*What you need to do*.
Return each line of the records with nothing changed, pictures excepted.

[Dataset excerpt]
↓↓↓

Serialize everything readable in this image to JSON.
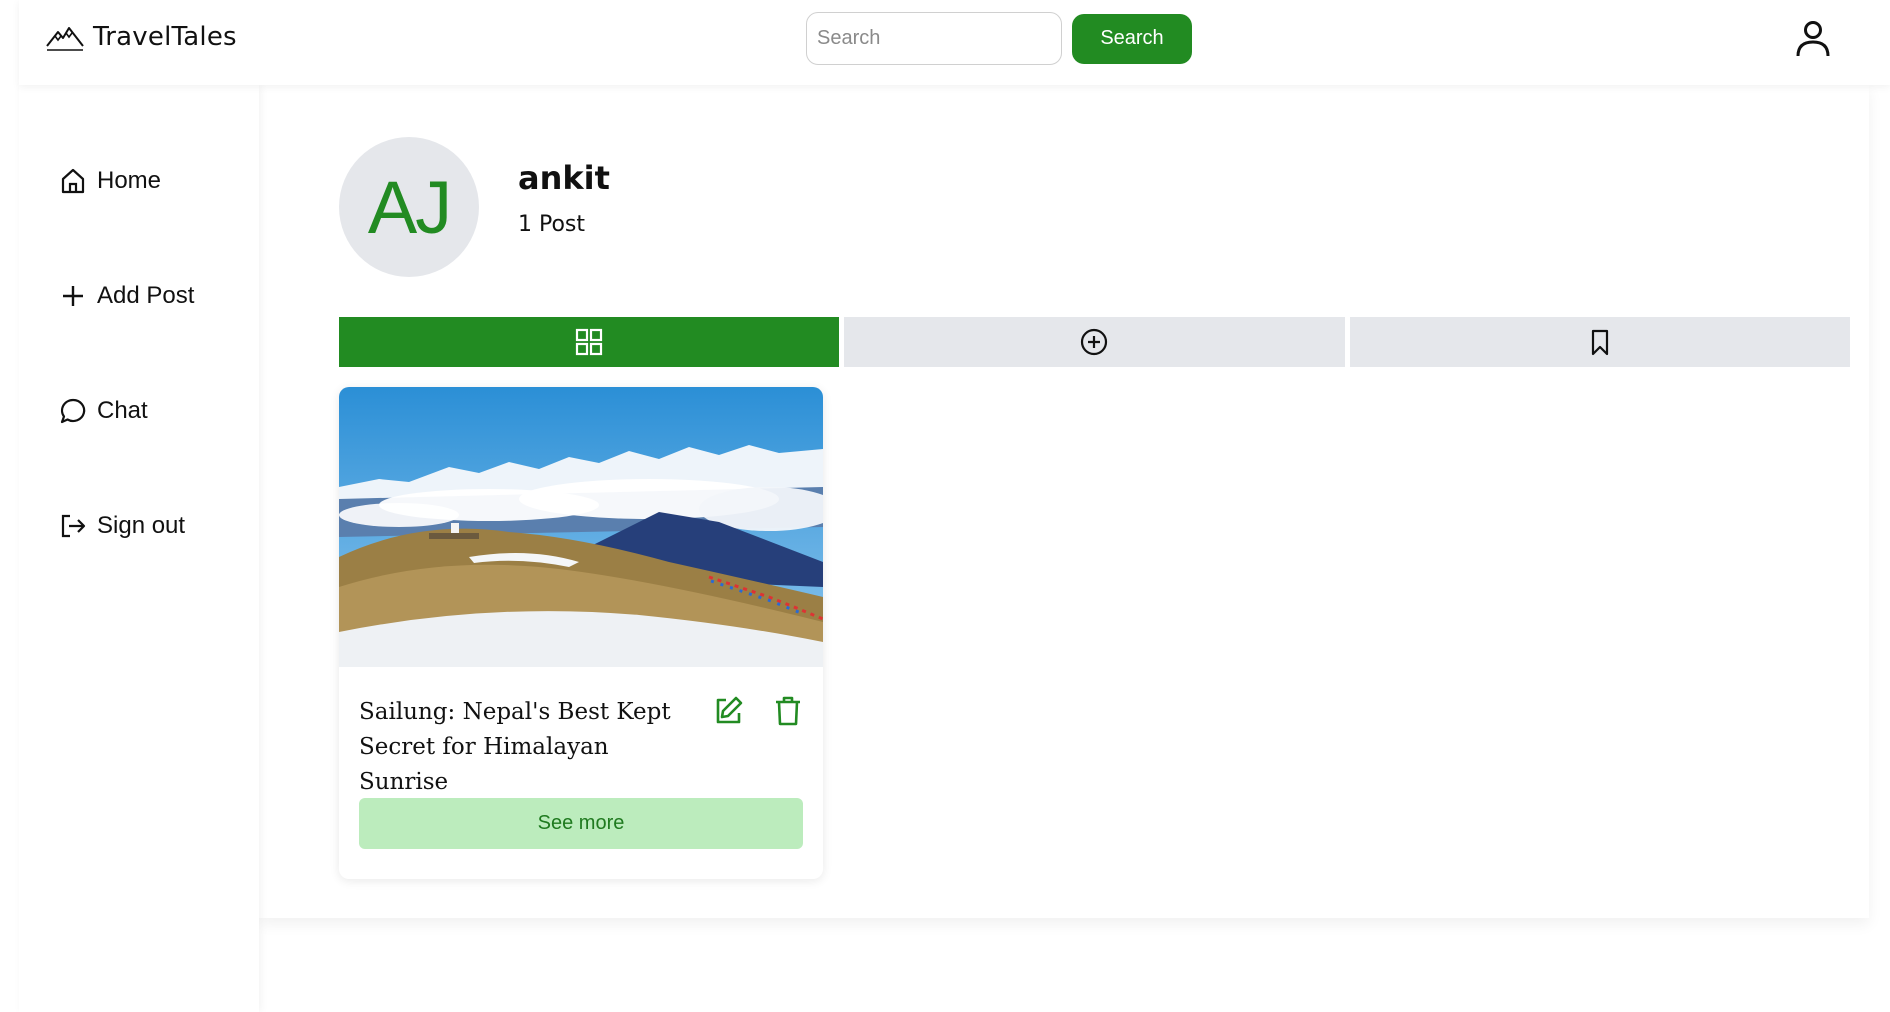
{
  "header": {
    "brand_name": "TravelTales",
    "brand_icon": "mountain-icon",
    "search_placeholder": "Search",
    "search_value": "",
    "search_button_label": "Search",
    "user_icon": "user-icon"
  },
  "sidebar": {
    "items": [
      {
        "label": "Home",
        "icon": "home-icon"
      },
      {
        "label": "Add Post",
        "icon": "plus-icon"
      },
      {
        "label": "Chat",
        "icon": "chat-bubble-icon"
      },
      {
        "label": "Sign out",
        "icon": "sign-out-icon"
      }
    ]
  },
  "profile": {
    "initials": "AJ",
    "name": "ankit",
    "post_count_label": "1 Post"
  },
  "tabs": [
    {
      "icon": "grid-icon",
      "active": true
    },
    {
      "icon": "plus-circle-icon",
      "active": false
    },
    {
      "icon": "bookmark-icon",
      "active": false
    }
  ],
  "posts": [
    {
      "title": "Sailung: Nepal's Best Kept Secret for Himalayan Sunrise",
      "image": "mountain-landscape-photo",
      "see_more_label": "See more"
    }
  ],
  "colors": {
    "accent": "#228b22",
    "tab_inactive": "#e5e7eb",
    "see_more_bg": "#bcecbd",
    "avatar_bg": "#e5e7eb"
  }
}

↑↑↑

*Response to the exercise*.
Serialize everything readable in this image to JSON.
{
  "header": {
    "brand_name": "TravelTales",
    "brand_icon": "mountain-icon",
    "search_placeholder": "Search",
    "search_value": "",
    "search_button_label": "Search",
    "user_icon": "user-icon"
  },
  "sidebar": {
    "items": [
      {
        "label": "Home",
        "icon": "home-icon"
      },
      {
        "label": "Add Post",
        "icon": "plus-icon"
      },
      {
        "label": "Chat",
        "icon": "chat-bubble-icon"
      },
      {
        "label": "Sign out",
        "icon": "sign-out-icon"
      }
    ]
  },
  "profile": {
    "initials": "AJ",
    "name": "ankit",
    "post_count_label": "1 Post"
  },
  "tabs": [
    {
      "icon": "grid-icon",
      "active": true
    },
    {
      "icon": "plus-circle-icon",
      "active": false
    },
    {
      "icon": "bookmark-icon",
      "active": false
    }
  ],
  "posts": [
    {
      "title": "Sailung: Nepal's Best Kept Secret for Himalayan Sunrise",
      "image": "mountain-landscape-photo",
      "see_more_label": "See more"
    }
  ],
  "colors": {
    "accent": "#228b22",
    "tab_inactive": "#e5e7eb",
    "see_more_bg": "#bcecbd",
    "avatar_bg": "#e5e7eb"
  }
}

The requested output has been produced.